__AIM OF THE EXERCISE__:
Report each line of the data that has "peppers" somewhere in it.

## BEGIN LISTED ENTRIES

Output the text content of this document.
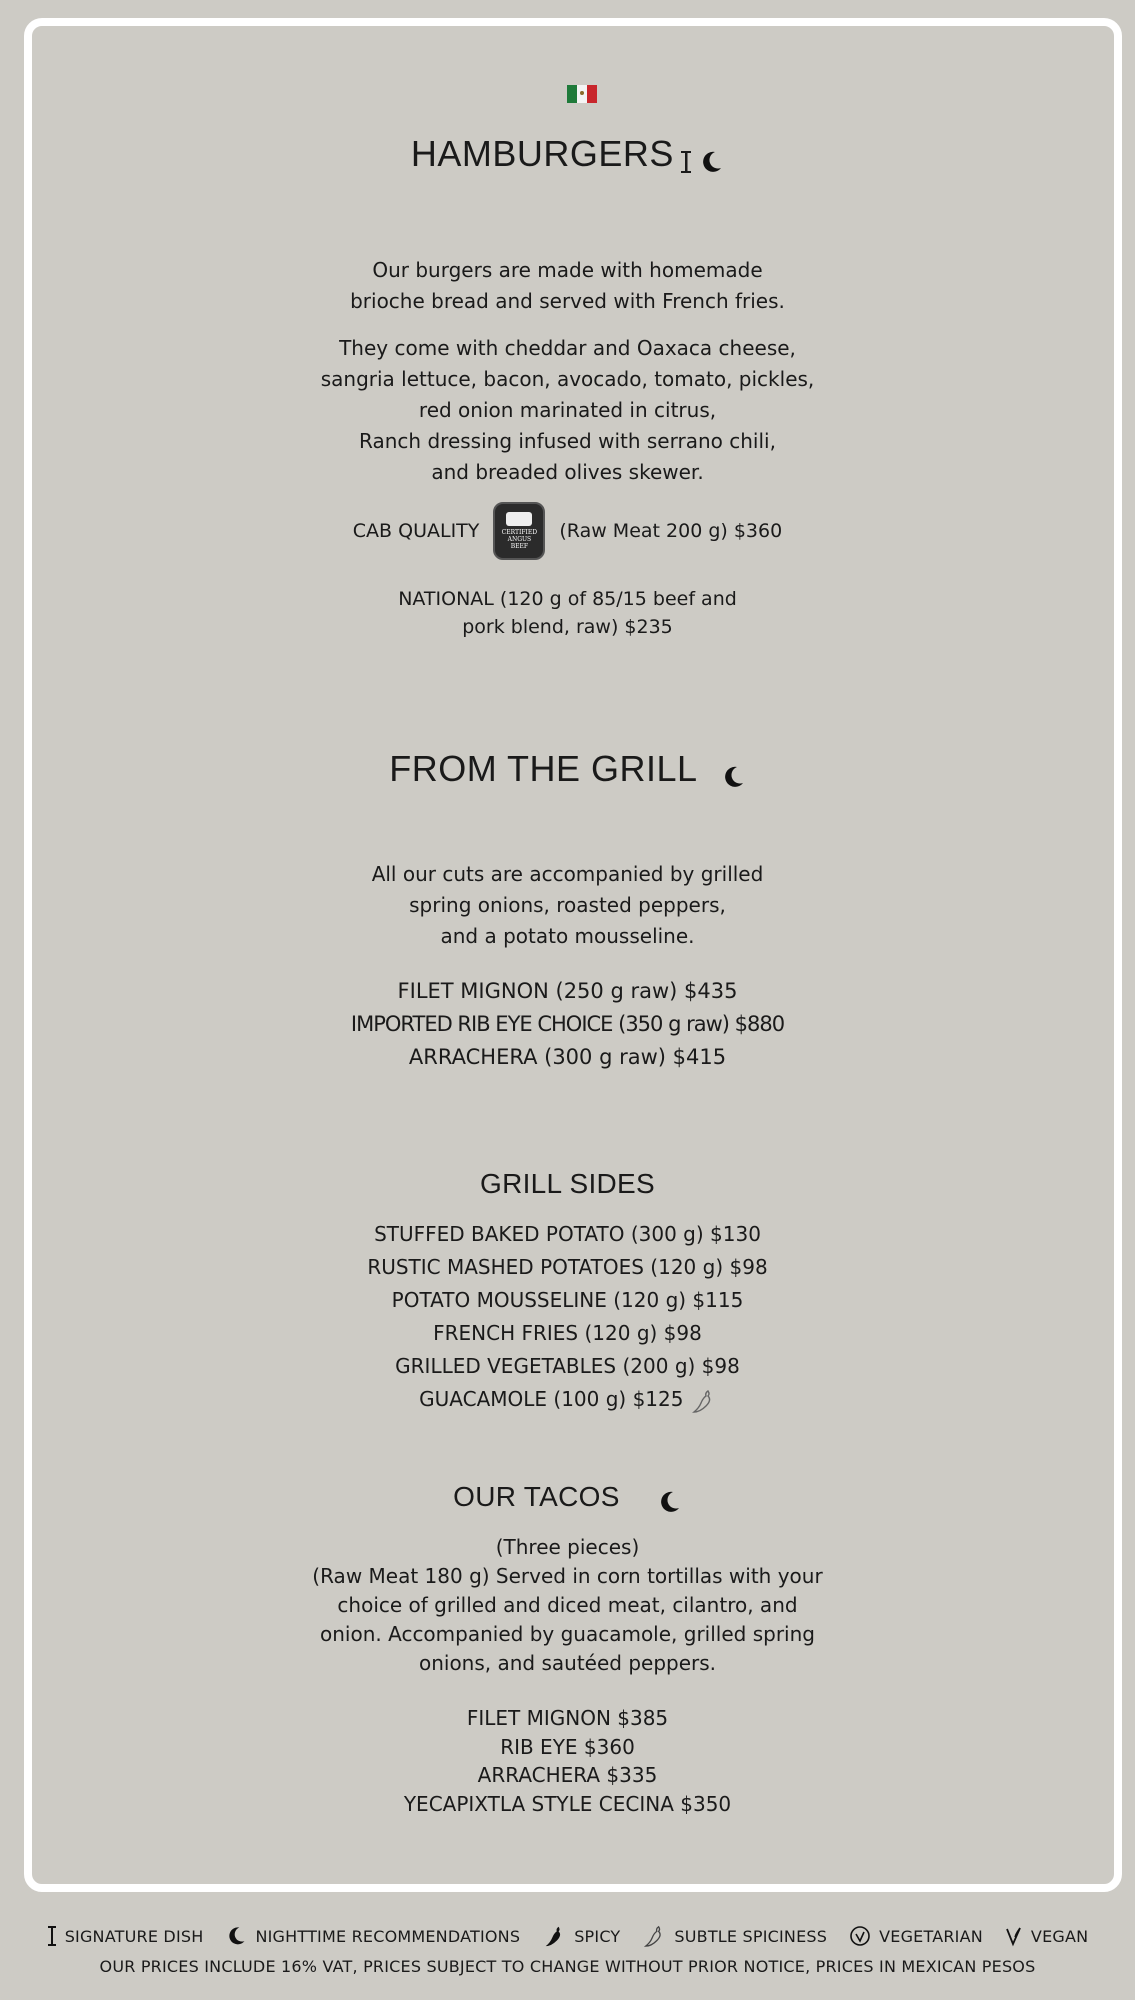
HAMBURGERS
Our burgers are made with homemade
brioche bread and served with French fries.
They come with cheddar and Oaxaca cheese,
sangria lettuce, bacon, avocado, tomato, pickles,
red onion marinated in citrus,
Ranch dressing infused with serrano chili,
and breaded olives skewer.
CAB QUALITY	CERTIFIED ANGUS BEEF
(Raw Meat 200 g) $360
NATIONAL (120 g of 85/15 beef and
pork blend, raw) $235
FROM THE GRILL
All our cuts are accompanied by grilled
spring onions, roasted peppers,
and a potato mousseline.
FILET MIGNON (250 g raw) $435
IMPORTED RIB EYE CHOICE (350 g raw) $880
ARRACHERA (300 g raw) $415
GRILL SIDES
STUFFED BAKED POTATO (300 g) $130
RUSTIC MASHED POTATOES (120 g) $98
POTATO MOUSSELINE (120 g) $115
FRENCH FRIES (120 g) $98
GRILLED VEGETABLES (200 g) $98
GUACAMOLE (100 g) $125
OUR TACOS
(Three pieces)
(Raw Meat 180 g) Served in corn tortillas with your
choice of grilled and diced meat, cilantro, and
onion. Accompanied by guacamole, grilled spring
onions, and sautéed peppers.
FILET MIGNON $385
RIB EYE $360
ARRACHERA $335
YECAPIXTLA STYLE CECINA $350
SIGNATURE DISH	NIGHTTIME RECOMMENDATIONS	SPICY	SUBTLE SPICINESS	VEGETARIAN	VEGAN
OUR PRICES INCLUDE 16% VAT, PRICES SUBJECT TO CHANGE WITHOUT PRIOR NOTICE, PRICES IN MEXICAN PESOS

## END LISTED ENTRIES
## BEGIN LISTED ENTRIES

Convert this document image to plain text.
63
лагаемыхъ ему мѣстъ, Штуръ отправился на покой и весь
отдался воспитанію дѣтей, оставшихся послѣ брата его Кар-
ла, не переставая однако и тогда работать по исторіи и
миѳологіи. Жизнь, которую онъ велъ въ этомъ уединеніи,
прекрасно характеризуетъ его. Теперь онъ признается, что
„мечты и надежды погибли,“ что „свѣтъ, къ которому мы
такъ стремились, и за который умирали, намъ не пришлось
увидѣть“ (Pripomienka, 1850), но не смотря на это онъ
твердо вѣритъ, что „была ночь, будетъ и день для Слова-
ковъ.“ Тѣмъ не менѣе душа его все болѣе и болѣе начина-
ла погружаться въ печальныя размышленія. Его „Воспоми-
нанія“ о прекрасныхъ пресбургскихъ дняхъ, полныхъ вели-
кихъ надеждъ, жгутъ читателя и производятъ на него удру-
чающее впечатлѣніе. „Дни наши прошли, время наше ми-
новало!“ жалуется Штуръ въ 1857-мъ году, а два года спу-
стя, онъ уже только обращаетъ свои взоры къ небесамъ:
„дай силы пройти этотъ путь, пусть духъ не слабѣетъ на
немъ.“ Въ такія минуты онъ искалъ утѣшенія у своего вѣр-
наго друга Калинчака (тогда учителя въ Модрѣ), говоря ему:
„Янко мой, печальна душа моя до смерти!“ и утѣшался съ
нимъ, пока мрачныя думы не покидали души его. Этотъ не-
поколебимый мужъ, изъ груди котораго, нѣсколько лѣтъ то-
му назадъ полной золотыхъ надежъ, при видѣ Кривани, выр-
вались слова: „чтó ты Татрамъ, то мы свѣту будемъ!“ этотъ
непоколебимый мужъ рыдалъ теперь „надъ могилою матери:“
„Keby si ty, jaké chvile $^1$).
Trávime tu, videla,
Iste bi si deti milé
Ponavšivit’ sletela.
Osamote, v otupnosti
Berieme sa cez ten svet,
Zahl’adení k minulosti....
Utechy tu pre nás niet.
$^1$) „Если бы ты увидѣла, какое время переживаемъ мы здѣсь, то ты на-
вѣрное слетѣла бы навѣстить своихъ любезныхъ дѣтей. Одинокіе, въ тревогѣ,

## END LISTED ENTRIES

__SOLUTION TO THIS PROBLEM__:
spring onions, roasted peppers,
onions, and sautéed peppers.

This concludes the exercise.